#### Information shown:
## BEGIN
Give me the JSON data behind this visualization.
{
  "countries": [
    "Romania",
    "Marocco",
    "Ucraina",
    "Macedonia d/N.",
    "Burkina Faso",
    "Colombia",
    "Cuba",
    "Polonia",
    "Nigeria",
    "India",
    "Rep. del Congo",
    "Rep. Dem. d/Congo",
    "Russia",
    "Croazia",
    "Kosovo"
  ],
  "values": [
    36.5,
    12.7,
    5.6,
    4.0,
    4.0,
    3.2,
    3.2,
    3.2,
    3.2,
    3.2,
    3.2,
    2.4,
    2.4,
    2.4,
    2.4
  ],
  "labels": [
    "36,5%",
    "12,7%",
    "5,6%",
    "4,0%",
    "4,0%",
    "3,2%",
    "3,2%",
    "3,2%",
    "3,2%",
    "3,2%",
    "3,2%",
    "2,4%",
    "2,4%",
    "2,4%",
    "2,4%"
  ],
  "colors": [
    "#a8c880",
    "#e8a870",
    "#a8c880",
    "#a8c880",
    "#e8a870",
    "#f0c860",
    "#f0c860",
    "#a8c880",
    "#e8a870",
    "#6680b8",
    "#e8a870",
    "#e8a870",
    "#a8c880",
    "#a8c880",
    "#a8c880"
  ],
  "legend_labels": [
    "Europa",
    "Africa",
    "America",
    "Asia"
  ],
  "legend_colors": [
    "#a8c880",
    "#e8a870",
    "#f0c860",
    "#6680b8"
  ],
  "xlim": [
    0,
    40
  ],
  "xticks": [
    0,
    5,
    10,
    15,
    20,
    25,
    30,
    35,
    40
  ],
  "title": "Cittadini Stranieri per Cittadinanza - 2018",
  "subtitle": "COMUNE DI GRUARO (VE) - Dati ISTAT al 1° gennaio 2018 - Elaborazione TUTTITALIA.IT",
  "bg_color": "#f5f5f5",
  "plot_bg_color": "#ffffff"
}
## END
#### Work to do:
The records above should be duplicated in full, exactly as given.

#### Finished answer:
Give me the JSON data behind this visualization.
{
  "countries": [
    "Romania",
    "Marocco",
    "Ucraina",
    "Macedonia d/N.",
    "Burkina Faso",
    "Colombia",
    "Cuba",
    "Polonia",
    "Nigeria",
    "India",
    "Rep. del Congo",
    "Rep. Dem. d/Congo",
    "Russia",
    "Croazia",
    "Kosovo"
  ],
  "values": [
    36.5,
    12.7,
    5.6,
    4.0,
    4.0,
    3.2,
    3.2,
    3.2,
    3.2,
    3.2,
    3.2,
    2.4,
    2.4,
    2.4,
    2.4
  ],
  "labels": [
    "36,5%",
    "12,7%",
    "5,6%",
    "4,0%",
    "4,0%",
    "3,2%",
    "3,2%",
    "3,2%",
    "3,2%",
    "3,2%",
    "3,2%",
    "2,4%",
    "2,4%",
    "2,4%",
    "2,4%"
  ],
  "colors": [
    "#a8c880",
    "#e8a870",
    "#a8c880",
    "#a8c880",
    "#e8a870",
    "#f0c860",
    "#f0c860",
    "#a8c880",
    "#e8a870",
    "#6680b8",
    "#e8a870",
    "#e8a870",
    "#a8c880",
    "#a8c880",
    "#a8c880"
  ],
  "legend_labels": [
    "Europa",
    "Africa",
    "America",
    "Asia"
  ],
  "legend_colors": [
    "#a8c880",
    "#e8a870",
    "#f0c860",
    "#6680b8"
  ],
  "xlim": [
    0,
    40
  ],
  "xticks": [
    0,
    5,
    10,
    15,
    20,
    25,
    30,
    35,
    40
  ],
  "title": "Cittadini Stranieri per Cittadinanza - 2018",
  "subtitle": "COMUNE DI GRUARO (VE) - Dati ISTAT al 1° gennaio 2018 - Elaborazione TUTTITALIA.IT",
  "bg_color": "#f5f5f5",
  "plot_bg_color": "#ffffff"
}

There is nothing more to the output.